**** Text excerpt ****
Herod Clauses and Zombie Apocalypse

I am a fan of the radio show, A Way with Words.  Over the weekend, I ran across a clip on their website discussing an experiment run by a company in London to demonstrate the risks of using public WiFi.  The company set up a hotspot that offered free service to anyone who accepted a user agreement.  Buried in the agreement was what the company calls a “Herod Clause,” a promise by the user to assign his or her first-born child to the company for all eternity. Six people accepted the agreement.  Presumably those people fell into one of three categories:

  1. People with no children and no intention of ever having any children.
  2. Lawyers who knew that the clause would be unenforceable.
  3. People who did not read the agreement before accepting it.

Of these, the last one seems the most likely, making it appropriate to include a link to our previous blog entry about the dangers of signing contracts without reading them.

I sent a message to my friend and well known contract wonk Ken Adams, asking if he had ever heard of a Herod Clause.  He pointed me to one of his recent blog entries, “Contracts as a Vehicle for Irreverance,” in which he mentions the London Herod Clause experiment and a couple of other examples of amusing provisions in commercial contracts, including one in the Service Terms for Amazon Web Services.  Amazon Web Services include, among many other things, a collection of products, mostly computer games and software related to games, called the Lumberyard Materials. Paragraph 57.10 of the Service Terms prohibit the use of the Lumberyard Materials “with life-critical or safety-critical systems, such as use in operation of medical equipment, automated transportation systems, autonomous vehicles, aircraft or air traffic control, nuclear facilities, manned spacecraft, or military use in connection with live combat.”  One might wonder when one would be tempted to use online games to operate nuclear facilities or aircraft control systems to begin with, but the terms suggest one possibility — zombie apocalypse — in which case the contract gives relief from the restriction:

However, this restriction will not apply in the event of the occurrence (certified by the United States Centers for Disease Control or successor body) of a widespread viral infection transmitted via bites or contact with bodily fluids that causes human corpses to reanimate and seek to consume living human flesh, blood, brain or nerve tissue and is likely to result in the fall of organized civilization.
**** Listed entries ****
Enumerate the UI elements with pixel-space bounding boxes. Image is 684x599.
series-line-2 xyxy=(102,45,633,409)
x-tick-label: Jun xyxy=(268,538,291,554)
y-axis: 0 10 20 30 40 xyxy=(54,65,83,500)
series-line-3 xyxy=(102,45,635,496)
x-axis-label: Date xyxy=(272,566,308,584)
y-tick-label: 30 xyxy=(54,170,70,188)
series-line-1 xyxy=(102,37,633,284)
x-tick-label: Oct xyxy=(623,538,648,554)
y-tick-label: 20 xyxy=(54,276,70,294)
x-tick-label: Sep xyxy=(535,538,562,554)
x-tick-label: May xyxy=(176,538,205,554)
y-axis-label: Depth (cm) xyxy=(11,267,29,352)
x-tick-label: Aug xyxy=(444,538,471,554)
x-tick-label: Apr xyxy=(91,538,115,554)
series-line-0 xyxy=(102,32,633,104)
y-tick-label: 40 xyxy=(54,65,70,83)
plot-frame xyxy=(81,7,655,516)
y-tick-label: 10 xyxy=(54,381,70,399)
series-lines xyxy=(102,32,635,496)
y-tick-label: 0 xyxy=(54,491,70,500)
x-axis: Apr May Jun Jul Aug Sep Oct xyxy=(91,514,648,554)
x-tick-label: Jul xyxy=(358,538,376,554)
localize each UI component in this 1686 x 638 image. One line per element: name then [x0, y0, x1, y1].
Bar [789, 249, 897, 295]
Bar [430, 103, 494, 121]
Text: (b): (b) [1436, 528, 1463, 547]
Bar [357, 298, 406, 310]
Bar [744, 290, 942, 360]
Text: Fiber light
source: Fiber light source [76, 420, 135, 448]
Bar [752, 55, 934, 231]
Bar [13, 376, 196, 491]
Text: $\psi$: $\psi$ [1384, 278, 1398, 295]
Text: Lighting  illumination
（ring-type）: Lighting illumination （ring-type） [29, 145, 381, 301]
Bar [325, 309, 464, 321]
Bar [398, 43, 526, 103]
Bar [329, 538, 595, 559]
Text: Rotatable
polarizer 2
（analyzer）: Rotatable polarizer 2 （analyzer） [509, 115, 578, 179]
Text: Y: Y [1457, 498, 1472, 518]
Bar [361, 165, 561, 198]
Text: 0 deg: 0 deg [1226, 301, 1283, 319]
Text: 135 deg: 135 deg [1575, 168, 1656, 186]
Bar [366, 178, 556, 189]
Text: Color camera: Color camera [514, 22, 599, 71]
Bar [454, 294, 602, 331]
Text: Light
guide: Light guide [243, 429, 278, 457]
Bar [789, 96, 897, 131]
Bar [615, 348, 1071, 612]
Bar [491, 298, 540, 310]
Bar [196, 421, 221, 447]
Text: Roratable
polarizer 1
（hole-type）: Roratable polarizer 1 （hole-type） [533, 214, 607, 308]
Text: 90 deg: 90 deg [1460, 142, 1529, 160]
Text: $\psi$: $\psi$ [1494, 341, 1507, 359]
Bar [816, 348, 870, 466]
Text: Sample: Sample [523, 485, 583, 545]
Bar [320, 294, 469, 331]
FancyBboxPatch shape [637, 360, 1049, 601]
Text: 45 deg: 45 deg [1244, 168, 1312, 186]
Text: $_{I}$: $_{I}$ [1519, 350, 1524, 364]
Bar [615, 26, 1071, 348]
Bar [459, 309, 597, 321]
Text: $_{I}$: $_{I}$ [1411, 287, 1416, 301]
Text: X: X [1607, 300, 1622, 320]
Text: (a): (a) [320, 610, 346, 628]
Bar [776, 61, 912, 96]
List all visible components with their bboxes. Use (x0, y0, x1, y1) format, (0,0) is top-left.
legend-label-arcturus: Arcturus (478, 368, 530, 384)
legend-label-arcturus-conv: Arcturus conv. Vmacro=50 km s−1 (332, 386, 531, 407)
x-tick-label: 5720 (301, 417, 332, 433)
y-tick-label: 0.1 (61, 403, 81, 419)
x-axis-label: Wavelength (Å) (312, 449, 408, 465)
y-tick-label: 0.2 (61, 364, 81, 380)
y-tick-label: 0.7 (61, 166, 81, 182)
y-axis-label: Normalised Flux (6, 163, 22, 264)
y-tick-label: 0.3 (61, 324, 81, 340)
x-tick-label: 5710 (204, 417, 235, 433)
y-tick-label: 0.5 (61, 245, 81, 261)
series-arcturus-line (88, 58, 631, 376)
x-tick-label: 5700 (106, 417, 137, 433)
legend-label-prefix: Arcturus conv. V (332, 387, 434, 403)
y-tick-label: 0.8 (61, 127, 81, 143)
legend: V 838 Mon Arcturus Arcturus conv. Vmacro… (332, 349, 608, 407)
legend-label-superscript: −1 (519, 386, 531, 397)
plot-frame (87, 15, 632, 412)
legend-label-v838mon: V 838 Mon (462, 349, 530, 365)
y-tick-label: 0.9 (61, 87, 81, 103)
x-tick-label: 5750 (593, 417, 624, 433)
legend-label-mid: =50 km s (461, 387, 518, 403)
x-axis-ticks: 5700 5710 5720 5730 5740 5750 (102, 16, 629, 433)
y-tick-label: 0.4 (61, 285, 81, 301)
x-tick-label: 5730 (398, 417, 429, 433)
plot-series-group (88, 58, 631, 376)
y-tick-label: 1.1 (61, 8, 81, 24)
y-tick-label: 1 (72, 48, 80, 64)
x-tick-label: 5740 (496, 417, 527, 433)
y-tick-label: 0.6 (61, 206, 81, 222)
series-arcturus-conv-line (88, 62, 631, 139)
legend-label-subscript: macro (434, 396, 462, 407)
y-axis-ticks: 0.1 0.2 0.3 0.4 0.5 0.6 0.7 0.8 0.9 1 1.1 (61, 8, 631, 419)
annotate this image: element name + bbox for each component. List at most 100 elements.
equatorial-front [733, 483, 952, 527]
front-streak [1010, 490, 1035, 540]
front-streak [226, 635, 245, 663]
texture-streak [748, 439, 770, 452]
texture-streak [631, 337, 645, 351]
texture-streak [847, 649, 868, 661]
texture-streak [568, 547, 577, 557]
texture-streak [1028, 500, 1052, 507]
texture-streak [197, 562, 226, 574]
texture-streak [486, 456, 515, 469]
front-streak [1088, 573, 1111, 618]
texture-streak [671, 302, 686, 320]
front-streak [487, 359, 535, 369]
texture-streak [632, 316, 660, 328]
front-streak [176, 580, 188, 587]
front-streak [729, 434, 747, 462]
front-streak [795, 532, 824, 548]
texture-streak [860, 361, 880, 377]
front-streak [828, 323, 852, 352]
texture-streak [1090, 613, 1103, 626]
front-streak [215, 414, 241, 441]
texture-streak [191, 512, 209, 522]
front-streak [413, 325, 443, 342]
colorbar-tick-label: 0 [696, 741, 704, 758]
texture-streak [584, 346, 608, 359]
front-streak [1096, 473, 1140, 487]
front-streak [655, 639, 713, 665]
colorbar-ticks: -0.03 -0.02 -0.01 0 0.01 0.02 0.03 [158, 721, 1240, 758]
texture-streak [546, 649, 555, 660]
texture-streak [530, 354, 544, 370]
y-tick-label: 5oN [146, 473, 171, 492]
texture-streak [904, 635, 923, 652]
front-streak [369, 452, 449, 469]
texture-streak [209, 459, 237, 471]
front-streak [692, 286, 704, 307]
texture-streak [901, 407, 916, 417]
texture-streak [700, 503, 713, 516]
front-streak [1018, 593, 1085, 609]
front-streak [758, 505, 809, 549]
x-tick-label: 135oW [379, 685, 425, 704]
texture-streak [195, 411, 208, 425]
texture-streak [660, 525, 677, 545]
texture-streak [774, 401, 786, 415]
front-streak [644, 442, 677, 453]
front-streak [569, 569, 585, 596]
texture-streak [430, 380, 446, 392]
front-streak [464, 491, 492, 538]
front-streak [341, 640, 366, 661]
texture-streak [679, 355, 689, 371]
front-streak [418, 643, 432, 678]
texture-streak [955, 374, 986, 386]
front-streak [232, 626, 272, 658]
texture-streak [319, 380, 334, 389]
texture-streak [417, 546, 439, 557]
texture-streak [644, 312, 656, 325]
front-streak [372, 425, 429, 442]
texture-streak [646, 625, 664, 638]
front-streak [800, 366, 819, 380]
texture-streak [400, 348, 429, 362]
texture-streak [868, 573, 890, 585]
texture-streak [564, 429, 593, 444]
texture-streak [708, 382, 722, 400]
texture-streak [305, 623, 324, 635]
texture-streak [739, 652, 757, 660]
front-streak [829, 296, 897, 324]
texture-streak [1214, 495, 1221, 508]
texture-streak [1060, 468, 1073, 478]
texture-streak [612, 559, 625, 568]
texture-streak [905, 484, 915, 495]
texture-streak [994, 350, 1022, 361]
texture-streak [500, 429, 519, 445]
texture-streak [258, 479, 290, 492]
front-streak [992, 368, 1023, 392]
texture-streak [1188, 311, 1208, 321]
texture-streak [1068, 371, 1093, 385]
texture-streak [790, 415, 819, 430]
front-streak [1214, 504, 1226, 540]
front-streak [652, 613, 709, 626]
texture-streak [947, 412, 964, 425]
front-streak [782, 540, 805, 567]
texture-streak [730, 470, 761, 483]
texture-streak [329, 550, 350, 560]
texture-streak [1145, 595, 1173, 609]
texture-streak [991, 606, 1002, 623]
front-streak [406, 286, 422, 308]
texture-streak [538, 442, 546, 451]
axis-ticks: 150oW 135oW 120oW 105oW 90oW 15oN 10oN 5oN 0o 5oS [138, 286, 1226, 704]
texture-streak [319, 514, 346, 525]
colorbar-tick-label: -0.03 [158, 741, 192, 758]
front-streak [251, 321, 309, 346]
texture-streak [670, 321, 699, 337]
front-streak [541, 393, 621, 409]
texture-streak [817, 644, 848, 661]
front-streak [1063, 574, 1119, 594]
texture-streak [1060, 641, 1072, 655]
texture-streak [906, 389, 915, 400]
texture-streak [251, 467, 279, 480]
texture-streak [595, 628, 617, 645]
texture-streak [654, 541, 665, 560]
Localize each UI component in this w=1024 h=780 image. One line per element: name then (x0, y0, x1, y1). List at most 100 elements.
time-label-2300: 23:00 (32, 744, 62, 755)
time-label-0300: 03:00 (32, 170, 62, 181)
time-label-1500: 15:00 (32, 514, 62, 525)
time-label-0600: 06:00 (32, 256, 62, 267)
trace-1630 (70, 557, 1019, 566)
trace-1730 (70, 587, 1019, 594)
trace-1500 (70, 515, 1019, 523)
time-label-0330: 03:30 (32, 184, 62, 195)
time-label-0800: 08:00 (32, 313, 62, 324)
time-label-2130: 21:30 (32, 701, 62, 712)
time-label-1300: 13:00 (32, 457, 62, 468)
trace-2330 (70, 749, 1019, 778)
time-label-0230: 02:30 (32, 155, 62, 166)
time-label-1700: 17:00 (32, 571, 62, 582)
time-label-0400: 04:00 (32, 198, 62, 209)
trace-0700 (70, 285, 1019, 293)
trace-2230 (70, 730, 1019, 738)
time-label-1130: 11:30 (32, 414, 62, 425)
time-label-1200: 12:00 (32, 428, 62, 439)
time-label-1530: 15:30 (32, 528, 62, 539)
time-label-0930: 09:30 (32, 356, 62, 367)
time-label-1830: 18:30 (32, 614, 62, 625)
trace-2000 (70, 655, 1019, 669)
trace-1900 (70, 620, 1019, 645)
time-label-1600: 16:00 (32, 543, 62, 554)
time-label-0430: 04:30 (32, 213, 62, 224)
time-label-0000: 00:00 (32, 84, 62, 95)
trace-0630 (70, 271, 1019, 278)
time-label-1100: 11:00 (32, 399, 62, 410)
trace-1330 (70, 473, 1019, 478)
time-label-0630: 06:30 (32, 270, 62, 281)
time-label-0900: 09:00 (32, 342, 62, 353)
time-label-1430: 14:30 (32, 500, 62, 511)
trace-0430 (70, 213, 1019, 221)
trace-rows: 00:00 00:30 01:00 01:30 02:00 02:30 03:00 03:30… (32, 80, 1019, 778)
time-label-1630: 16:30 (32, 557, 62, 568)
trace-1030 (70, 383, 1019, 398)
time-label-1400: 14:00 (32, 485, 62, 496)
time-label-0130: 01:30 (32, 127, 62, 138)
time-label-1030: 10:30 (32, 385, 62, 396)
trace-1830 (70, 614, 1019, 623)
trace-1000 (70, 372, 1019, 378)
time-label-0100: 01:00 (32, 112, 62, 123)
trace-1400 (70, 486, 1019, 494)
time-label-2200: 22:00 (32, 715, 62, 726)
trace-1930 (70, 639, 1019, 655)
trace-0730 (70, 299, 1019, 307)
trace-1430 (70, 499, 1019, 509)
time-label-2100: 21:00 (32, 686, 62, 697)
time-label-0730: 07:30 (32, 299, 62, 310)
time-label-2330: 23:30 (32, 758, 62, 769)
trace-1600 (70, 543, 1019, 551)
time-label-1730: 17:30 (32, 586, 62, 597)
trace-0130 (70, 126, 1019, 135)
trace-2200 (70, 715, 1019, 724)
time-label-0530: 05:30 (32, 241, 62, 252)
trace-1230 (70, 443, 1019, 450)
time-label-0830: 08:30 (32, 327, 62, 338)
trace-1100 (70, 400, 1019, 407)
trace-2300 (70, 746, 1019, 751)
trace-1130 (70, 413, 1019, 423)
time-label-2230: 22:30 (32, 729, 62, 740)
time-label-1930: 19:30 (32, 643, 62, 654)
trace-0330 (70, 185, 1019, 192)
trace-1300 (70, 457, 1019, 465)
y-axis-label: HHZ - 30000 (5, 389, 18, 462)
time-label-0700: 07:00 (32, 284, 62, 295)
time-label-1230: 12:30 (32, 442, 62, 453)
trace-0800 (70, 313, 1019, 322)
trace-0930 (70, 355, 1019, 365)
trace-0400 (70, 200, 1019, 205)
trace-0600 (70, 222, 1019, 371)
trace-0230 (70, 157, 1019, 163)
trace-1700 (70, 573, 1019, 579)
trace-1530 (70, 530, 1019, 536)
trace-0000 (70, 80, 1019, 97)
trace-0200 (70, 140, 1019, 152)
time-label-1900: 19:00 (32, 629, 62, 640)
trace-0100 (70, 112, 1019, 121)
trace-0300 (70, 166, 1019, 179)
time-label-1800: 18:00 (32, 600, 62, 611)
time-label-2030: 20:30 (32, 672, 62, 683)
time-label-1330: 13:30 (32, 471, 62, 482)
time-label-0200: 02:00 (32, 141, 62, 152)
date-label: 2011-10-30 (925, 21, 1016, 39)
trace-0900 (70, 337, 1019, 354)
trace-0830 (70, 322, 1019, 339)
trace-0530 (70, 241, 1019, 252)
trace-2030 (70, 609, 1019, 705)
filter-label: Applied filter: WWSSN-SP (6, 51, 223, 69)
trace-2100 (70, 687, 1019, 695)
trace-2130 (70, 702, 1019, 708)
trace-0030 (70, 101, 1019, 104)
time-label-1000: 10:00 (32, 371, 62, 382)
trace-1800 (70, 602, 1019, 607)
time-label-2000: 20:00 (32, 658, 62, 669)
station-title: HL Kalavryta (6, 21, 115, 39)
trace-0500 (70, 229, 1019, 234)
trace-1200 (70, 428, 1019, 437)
****
§ **Exercise requirements**:
- 1) In the Herod Clause post above, how many people accepted the user agreement for the free WiFi hotspot?
- 2) Carry on the Herod Clause post above, picking up after its final sentence.

§ **Per-task outputs**:
- 1) Six people accepted it.

- 2)
The contract, however, is inexplicably silent with respect to other circumstances that, one would think, would be at least as dire as a zombie apocalypse, such as alien invasions and robot uprisings.  Accordingly, one would be exposed to potential liability if one were to use the Lumberyard Materials for, say, flying manned spacecraft to repel an alien invasion.  To evaluate the significance of that exposure, consider whether the restriction is a covenant or a condition on the license to use the Lumberyard Materials.

If you would like to meet with an attorney to discuss contract terms governing the use of software in operating of autonomous vehicles for the purpose of surviving a zombie apocalypse, please feel free to contact our office.  We probably can’t help you, but we would really enjoy talking to you.  If you have signed a contract with a Herod Clause, feel free to call us. We promise not to laugh at you.  On the other hand, if you would like to include a Herod Clause in one of your contracts, please do not call us. You probably need help, but not the sort we can provide.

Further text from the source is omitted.